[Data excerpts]
+===+

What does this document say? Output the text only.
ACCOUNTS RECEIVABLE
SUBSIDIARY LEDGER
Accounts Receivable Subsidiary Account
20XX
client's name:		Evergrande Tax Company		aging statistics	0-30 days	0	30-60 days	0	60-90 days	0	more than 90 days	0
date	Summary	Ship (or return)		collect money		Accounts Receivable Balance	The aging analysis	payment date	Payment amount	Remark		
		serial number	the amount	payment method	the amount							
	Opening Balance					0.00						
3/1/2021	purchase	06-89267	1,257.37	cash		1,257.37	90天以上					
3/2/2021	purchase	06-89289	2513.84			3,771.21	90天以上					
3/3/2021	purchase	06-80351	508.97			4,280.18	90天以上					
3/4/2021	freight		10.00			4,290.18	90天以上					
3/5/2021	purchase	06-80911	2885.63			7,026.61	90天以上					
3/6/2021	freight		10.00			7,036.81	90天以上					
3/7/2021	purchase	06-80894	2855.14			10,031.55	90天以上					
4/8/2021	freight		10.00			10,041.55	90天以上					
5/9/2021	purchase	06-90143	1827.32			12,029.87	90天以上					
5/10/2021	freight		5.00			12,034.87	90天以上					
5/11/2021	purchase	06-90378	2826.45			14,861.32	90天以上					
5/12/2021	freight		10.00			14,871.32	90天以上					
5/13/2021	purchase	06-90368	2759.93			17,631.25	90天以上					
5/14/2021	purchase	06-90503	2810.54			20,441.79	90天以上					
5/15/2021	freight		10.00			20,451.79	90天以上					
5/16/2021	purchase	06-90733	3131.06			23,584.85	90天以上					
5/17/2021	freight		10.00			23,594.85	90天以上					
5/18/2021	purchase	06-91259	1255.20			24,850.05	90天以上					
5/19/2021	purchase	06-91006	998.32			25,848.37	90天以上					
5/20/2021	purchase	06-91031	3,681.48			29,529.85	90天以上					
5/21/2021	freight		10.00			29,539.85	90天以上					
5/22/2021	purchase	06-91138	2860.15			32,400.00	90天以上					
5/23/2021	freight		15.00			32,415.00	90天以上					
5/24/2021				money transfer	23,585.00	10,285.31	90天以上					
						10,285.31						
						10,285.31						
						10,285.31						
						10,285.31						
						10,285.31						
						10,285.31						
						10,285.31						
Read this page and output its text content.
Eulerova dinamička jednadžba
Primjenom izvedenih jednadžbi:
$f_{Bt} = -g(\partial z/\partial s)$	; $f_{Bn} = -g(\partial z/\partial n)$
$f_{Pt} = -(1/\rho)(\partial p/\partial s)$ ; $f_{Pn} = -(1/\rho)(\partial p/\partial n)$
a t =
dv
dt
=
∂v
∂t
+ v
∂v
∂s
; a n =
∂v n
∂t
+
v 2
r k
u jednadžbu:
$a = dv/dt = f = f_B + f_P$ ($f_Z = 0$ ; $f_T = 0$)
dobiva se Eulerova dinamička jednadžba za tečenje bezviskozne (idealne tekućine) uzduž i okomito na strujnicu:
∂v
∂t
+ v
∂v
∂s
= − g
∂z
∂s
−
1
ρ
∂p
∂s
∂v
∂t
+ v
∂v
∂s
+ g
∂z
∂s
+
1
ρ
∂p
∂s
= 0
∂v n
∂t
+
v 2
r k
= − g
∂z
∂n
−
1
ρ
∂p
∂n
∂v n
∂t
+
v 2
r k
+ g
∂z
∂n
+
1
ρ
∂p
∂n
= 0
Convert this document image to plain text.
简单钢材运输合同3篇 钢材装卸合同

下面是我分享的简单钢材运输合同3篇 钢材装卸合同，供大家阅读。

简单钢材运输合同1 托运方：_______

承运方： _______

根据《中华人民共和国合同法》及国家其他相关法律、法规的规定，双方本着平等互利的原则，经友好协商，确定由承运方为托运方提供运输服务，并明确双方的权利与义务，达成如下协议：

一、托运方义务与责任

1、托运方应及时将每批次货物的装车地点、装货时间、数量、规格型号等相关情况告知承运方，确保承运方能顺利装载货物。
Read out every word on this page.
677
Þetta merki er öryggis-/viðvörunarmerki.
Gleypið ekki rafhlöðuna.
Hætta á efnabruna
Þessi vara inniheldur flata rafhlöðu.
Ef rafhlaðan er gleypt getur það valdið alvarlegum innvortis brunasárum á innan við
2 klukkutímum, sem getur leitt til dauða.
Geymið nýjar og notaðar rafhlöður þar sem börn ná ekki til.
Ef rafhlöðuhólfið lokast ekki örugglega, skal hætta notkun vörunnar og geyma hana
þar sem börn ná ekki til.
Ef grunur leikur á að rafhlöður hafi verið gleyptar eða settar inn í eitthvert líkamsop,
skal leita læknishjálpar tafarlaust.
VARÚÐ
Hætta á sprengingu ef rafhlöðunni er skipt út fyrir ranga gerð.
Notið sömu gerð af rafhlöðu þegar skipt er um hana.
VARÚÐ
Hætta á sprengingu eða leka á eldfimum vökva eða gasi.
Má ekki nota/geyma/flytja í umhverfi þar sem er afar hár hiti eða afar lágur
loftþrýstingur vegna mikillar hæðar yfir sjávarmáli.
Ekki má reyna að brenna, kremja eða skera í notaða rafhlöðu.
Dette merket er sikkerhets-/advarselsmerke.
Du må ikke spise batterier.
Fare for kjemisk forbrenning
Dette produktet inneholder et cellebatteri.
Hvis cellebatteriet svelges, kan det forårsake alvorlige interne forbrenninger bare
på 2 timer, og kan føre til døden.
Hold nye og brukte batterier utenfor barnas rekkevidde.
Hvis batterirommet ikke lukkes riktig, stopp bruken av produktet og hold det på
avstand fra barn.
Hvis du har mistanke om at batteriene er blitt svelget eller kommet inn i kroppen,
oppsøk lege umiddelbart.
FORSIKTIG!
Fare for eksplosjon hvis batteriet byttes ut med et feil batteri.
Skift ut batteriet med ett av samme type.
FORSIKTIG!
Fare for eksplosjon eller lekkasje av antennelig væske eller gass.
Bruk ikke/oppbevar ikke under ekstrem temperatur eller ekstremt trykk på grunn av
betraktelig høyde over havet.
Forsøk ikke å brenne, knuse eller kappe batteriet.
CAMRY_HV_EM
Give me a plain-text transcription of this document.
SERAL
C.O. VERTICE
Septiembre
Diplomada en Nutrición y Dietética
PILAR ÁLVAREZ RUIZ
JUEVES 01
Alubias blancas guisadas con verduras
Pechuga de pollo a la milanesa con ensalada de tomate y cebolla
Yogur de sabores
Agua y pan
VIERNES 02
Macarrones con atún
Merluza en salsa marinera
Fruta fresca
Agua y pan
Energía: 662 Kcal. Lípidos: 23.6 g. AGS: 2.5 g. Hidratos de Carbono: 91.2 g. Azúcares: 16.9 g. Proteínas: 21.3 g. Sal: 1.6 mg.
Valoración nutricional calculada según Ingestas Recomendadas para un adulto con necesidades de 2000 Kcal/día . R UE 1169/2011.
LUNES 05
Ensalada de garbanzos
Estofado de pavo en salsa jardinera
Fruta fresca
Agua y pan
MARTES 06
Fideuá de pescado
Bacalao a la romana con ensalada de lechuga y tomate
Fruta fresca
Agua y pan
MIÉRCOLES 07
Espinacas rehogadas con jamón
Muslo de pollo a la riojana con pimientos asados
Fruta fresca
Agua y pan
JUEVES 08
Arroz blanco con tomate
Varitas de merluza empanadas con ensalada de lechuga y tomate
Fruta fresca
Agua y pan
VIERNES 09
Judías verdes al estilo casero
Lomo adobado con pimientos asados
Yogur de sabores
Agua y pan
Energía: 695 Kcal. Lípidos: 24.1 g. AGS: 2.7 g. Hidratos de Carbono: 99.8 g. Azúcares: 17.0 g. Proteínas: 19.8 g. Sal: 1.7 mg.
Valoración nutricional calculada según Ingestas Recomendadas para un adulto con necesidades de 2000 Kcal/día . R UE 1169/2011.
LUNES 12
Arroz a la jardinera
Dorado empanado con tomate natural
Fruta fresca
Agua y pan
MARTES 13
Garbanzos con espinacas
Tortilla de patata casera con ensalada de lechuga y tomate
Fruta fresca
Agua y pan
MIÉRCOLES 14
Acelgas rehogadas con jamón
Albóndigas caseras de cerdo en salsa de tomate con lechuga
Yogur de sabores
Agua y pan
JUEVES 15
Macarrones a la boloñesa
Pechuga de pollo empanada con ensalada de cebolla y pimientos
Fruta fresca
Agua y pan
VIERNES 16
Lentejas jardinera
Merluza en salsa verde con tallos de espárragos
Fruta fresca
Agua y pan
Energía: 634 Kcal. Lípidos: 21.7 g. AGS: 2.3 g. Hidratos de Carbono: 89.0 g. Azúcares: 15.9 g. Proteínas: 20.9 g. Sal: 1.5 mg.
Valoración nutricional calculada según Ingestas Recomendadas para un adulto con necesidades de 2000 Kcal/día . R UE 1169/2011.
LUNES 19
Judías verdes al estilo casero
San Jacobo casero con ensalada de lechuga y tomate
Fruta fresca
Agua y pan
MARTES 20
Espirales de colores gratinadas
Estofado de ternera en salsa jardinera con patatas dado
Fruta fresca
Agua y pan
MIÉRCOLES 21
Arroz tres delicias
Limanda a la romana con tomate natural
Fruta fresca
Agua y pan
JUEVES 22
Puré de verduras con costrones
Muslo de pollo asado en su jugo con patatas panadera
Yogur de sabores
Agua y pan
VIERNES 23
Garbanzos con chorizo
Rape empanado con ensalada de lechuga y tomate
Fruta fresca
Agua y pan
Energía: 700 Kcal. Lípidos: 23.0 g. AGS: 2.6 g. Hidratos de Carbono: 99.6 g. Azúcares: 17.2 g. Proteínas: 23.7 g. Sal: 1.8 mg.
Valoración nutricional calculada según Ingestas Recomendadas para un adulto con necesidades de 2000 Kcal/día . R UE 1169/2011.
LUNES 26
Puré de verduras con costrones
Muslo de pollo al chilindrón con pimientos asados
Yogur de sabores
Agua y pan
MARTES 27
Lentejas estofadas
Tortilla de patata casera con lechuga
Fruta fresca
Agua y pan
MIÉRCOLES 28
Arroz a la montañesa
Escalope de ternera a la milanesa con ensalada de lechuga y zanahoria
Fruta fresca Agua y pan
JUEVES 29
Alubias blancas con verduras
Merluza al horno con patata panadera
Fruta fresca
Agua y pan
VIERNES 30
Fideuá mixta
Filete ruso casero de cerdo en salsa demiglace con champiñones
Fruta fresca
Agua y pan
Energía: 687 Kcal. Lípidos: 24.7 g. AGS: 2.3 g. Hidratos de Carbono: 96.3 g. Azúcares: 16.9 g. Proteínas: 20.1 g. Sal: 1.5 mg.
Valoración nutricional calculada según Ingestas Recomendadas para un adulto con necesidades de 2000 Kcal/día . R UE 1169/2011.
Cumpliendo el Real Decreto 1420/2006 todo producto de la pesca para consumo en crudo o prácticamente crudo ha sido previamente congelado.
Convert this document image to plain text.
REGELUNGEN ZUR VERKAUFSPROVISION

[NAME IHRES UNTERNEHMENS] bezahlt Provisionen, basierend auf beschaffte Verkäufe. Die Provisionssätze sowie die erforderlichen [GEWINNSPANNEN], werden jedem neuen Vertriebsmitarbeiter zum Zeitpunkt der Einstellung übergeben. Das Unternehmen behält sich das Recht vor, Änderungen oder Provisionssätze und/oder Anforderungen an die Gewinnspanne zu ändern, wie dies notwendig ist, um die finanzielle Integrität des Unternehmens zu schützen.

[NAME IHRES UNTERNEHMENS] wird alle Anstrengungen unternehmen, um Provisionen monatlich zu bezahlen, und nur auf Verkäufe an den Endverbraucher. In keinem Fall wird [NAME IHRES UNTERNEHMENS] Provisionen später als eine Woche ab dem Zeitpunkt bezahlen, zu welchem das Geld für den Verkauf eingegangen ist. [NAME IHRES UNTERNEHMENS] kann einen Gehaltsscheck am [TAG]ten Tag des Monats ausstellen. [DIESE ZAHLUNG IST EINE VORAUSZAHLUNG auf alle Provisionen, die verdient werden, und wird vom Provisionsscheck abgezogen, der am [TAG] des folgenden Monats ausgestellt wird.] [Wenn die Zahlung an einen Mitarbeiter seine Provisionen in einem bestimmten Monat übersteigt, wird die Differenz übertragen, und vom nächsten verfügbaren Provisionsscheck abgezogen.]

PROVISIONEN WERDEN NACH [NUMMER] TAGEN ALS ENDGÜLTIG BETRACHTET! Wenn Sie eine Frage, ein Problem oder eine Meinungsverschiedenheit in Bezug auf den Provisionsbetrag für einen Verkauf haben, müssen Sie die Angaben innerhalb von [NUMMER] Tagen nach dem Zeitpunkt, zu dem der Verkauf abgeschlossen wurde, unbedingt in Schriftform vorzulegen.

+===+

Aim of the task:
List the lines of the records where "cebolla" occurs.

Right answer:
Pechuga de pollo a la milanesa con ensalada de tomate y cebolla
Pechuga de pollo empanada con ensalada de cebolla y pimientos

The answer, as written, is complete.